# [AIM OF THE TASK]
Your task is to write out the complete listing exactly as it is shown.

Dataset items
+ + +
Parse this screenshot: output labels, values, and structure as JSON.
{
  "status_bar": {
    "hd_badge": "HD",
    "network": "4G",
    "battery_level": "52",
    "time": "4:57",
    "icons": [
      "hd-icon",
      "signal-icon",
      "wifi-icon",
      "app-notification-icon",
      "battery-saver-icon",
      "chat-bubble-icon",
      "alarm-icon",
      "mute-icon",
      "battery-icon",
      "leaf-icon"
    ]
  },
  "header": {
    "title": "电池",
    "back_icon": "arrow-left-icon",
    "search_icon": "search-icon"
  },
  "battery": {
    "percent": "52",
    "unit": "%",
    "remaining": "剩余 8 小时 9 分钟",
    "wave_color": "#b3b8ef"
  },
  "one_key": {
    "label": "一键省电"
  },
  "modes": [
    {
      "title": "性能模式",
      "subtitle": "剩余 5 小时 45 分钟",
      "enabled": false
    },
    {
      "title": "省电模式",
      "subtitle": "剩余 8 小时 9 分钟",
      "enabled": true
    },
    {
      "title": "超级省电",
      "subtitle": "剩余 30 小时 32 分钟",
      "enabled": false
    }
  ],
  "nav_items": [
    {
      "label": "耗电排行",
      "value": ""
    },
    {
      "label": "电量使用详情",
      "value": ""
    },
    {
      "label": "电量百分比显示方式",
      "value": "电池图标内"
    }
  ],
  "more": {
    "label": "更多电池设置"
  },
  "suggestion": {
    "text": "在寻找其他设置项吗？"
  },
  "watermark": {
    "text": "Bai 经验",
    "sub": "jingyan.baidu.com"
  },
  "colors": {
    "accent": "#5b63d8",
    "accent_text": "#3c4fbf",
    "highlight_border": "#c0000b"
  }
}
+ + +
# [EXERCISE ANSWER]
Parse this screenshot: output labels, values, and structure as JSON.
{
  "status_bar": {
    "hd_badge": "HD",
    "network": "4G",
    "battery_level": "52",
    "time": "4:57",
    "icons": [
      "hd-icon",
      "signal-icon",
      "wifi-icon",
      "app-notification-icon",
      "battery-saver-icon",
      "chat-bubble-icon",
      "alarm-icon",
      "mute-icon",
      "battery-icon",
      "leaf-icon"
    ]
  },
  "header": {
    "title": "电池",
    "back_icon": "arrow-left-icon",
    "search_icon": "search-icon"
  },
  "battery": {
    "percent": "52",
    "unit": "%",
    "remaining": "剩余 8 小时 9 分钟",
    "wave_color": "#b3b8ef"
  },
  "one_key": {
    "label": "一键省电"
  },
  "modes": [
    {
      "title": "性能模式",
      "subtitle": "剩余 5 小时 45 分钟",
      "enabled": false
    },
    {
      "title": "省电模式",
      "subtitle": "剩余 8 小时 9 分钟",
      "enabled": true
    },
    {
      "title": "超级省电",
      "subtitle": "剩余 30 小时 32 分钟",
      "enabled": false
    }
  ],
  "nav_items": [
    {
      "label": "耗电排行",
      "value": ""
    },
    {
      "label": "电量使用详情",
      "value": ""
    },
    {
      "label": "电量百分比显示方式",
      "value": "电池图标内"
    }
  ],
  "more": {
    "label": "更多电池设置"
  },
  "suggestion": {
    "text": "在寻找其他设置项吗？"
  },
  "watermark": {
    "text": "Bai 经验",
    "sub": "jingyan.baidu.com"
  },
  "colors": {
    "accent": "#5b63d8",
    "accent_text": "#3c4fbf",
    "highlight_border": "#c0000b"
  }
}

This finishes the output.